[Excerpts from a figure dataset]
━━━━━━━━━━━━━━━━━━━━
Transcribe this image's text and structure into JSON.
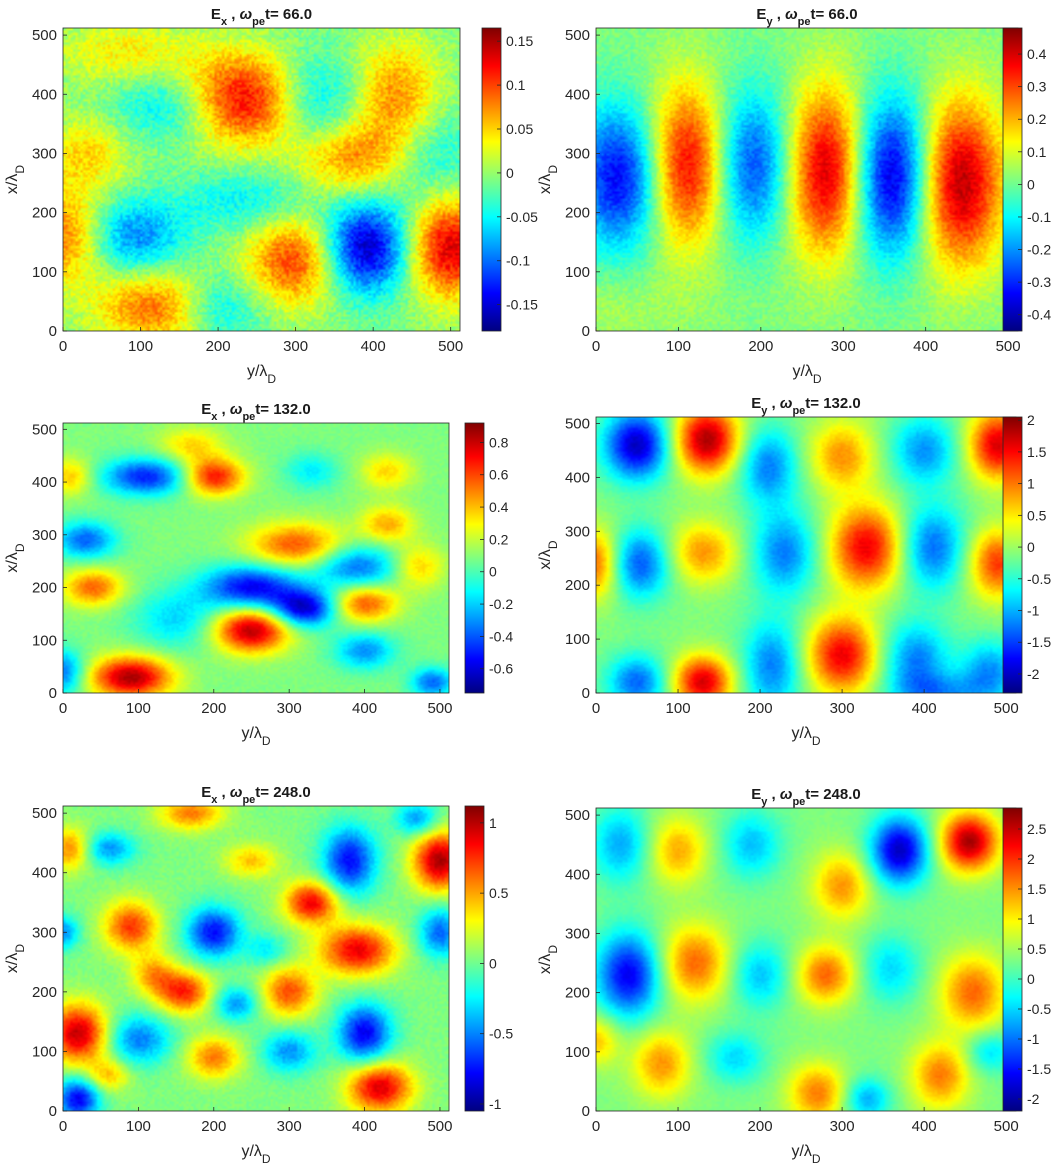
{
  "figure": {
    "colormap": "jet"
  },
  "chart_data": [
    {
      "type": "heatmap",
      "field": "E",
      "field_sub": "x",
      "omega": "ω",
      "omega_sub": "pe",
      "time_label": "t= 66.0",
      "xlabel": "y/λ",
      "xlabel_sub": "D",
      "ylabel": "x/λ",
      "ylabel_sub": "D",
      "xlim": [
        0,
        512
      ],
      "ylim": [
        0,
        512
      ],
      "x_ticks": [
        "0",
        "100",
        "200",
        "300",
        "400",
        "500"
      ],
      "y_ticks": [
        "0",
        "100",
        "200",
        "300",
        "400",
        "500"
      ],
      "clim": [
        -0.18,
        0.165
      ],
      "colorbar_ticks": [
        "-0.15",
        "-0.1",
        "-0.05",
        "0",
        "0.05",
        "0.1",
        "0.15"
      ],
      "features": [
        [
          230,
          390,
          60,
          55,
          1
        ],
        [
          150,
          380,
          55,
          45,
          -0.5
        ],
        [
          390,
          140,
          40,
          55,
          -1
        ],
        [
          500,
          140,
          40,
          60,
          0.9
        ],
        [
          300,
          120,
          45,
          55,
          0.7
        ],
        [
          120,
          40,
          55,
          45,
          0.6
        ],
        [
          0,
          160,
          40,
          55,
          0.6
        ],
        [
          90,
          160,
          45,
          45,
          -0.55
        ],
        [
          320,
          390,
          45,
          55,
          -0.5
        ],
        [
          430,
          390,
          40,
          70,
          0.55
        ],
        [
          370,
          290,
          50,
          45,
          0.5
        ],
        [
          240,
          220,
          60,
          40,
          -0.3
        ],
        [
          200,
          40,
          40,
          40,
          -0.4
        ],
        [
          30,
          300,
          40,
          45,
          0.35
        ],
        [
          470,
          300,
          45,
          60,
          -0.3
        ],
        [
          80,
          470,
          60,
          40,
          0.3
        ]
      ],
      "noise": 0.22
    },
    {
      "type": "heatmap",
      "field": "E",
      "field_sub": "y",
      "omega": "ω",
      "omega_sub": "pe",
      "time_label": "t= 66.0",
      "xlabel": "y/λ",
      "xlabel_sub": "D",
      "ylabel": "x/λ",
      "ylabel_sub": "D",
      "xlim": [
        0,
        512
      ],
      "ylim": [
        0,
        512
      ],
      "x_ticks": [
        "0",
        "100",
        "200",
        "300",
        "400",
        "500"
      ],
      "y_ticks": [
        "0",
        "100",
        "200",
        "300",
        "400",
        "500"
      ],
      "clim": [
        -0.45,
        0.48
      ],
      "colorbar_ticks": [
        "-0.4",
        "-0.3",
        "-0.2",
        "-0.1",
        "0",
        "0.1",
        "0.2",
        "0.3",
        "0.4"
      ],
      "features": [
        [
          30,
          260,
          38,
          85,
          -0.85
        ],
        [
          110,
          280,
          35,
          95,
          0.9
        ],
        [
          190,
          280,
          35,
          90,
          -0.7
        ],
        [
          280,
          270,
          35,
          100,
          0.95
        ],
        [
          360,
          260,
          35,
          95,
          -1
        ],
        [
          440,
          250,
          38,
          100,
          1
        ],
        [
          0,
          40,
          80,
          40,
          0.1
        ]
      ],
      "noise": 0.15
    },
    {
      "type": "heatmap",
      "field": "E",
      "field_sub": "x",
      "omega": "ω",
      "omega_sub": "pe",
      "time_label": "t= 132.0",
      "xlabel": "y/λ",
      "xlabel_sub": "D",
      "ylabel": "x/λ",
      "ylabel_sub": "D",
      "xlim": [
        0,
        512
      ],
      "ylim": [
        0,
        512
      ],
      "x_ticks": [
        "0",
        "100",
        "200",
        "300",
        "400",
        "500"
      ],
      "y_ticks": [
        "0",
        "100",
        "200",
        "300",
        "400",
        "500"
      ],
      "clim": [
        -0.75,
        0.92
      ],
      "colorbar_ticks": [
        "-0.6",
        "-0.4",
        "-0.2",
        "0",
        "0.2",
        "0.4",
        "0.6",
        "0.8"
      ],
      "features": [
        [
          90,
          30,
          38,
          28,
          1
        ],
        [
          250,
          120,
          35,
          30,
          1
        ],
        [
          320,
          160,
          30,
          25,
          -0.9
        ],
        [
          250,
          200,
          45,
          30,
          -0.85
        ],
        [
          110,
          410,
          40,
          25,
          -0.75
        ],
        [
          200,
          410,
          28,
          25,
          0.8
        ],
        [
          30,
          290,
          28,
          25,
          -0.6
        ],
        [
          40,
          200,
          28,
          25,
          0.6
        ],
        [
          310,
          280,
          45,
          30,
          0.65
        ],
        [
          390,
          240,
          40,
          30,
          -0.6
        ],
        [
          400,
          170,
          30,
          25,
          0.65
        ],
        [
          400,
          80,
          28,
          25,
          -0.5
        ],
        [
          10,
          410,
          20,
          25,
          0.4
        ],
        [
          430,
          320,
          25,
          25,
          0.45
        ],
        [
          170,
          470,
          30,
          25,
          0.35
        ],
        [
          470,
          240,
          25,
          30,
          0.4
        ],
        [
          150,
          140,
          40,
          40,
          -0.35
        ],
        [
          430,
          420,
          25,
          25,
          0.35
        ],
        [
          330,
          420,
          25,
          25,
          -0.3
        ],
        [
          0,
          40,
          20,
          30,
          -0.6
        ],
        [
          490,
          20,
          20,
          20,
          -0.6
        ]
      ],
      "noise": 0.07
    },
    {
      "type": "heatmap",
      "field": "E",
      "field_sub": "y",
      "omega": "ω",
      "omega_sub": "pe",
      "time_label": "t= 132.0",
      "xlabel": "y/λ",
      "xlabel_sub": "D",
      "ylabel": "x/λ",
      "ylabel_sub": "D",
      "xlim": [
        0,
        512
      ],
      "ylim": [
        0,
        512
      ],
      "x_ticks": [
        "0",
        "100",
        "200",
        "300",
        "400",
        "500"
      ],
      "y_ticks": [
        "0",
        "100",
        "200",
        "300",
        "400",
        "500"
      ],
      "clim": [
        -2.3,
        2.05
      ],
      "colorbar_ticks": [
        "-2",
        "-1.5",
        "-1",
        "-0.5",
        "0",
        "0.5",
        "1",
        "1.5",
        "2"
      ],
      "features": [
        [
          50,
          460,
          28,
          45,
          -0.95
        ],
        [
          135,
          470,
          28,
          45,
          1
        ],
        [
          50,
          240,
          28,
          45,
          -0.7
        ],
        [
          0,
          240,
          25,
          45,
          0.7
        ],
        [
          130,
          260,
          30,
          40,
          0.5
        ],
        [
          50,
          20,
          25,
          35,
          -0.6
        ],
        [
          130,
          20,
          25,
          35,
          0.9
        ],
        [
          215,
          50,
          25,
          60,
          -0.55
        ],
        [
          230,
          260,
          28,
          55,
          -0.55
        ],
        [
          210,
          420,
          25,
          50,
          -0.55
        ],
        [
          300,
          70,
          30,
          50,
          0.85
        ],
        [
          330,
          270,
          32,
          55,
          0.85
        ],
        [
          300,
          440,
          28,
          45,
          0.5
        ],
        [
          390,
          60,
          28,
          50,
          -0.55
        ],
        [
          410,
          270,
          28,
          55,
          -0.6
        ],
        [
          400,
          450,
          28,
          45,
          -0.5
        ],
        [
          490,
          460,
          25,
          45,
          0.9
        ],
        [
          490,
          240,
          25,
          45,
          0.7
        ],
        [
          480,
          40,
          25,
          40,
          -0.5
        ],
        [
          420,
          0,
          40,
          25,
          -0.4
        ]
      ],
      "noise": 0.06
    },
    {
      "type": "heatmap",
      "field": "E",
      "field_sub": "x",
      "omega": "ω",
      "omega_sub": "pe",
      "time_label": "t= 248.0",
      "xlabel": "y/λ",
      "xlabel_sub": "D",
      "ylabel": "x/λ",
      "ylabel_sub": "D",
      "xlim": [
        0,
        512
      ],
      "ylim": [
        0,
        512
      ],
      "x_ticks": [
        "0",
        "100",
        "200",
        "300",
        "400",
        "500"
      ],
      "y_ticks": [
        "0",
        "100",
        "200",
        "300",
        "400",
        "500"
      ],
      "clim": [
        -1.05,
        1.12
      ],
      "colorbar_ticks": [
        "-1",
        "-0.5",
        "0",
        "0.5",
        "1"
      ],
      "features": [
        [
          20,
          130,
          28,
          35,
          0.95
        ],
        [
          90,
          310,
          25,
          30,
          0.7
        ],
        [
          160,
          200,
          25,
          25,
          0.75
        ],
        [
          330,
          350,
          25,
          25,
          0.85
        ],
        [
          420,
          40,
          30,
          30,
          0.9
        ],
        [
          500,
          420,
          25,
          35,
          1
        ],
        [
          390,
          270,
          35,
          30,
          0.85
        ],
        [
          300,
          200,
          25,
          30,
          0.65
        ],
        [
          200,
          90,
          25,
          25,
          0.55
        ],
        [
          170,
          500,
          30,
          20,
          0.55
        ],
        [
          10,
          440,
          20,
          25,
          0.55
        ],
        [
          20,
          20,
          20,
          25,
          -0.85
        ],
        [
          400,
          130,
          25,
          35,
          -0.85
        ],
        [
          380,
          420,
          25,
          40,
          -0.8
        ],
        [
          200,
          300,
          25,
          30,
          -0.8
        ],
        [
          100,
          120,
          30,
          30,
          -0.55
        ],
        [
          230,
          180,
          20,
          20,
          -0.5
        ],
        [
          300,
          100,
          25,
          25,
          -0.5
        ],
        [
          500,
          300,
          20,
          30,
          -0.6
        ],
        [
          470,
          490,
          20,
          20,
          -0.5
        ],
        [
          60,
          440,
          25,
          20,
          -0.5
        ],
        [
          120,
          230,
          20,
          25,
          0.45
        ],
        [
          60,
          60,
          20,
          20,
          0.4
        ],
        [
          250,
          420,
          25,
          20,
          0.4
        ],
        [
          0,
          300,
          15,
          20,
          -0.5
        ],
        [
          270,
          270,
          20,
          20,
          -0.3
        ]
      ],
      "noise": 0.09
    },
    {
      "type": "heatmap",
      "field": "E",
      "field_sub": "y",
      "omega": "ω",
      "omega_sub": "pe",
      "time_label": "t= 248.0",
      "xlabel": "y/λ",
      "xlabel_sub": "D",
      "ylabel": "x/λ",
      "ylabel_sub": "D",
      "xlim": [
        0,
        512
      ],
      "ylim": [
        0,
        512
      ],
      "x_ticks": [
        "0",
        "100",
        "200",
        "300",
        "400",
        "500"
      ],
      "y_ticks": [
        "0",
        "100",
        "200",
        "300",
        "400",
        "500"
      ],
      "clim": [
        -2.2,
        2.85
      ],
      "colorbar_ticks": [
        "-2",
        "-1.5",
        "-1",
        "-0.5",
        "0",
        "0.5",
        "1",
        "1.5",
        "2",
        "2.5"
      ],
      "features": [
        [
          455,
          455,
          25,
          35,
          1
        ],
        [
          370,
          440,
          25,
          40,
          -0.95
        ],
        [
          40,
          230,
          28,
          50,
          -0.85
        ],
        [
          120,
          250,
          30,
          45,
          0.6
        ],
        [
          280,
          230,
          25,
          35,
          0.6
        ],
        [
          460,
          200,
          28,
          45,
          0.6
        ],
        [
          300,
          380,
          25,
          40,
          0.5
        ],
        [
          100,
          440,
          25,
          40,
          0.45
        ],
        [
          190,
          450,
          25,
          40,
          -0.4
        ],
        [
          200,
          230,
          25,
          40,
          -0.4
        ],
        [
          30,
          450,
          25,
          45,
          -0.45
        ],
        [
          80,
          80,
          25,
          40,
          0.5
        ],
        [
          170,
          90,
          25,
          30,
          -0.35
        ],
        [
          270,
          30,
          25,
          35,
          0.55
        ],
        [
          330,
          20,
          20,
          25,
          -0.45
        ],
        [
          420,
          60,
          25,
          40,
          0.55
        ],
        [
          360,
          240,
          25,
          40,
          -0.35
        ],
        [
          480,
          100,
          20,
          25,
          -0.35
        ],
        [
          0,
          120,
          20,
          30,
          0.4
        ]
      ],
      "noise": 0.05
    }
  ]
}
━━━━━━━━━━━━━━━━━━━━
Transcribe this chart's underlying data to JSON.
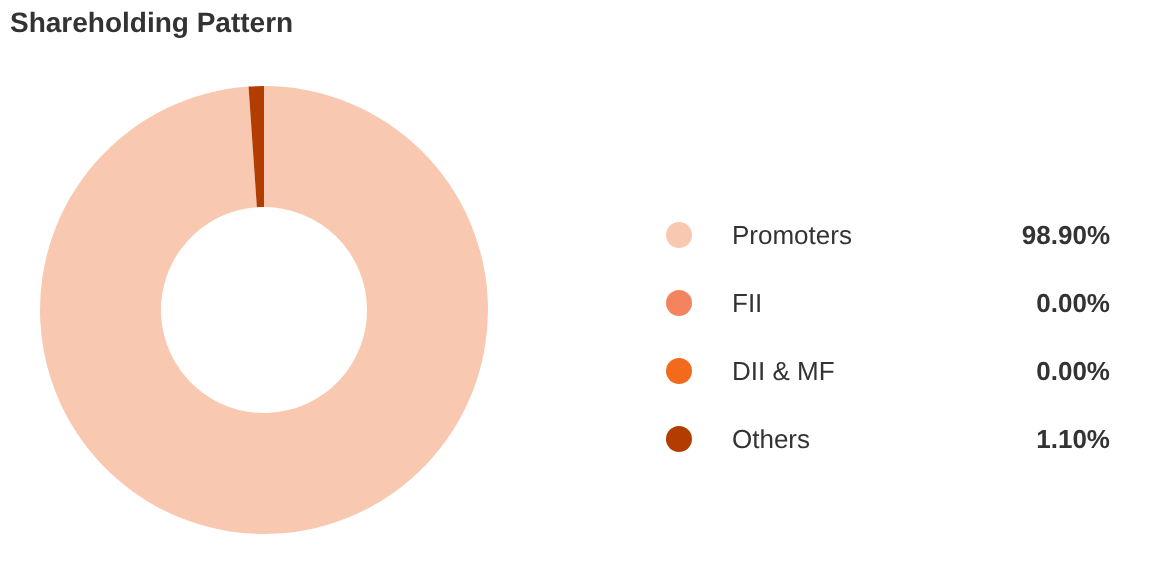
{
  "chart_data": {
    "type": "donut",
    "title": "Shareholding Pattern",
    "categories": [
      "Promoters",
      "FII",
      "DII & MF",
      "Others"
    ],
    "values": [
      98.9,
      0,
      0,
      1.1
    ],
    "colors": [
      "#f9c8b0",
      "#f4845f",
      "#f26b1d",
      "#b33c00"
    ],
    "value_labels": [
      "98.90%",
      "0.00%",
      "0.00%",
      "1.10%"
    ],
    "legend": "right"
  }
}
━━━━━━━━━━━━━━━━━━━━
Where does the word "this" appear in the listing? List each line that holds it.

WRITTEN SOLUTION:
Transcribe this image's text and structure into JSON.
Transcribe this chart's underlying data to JSON.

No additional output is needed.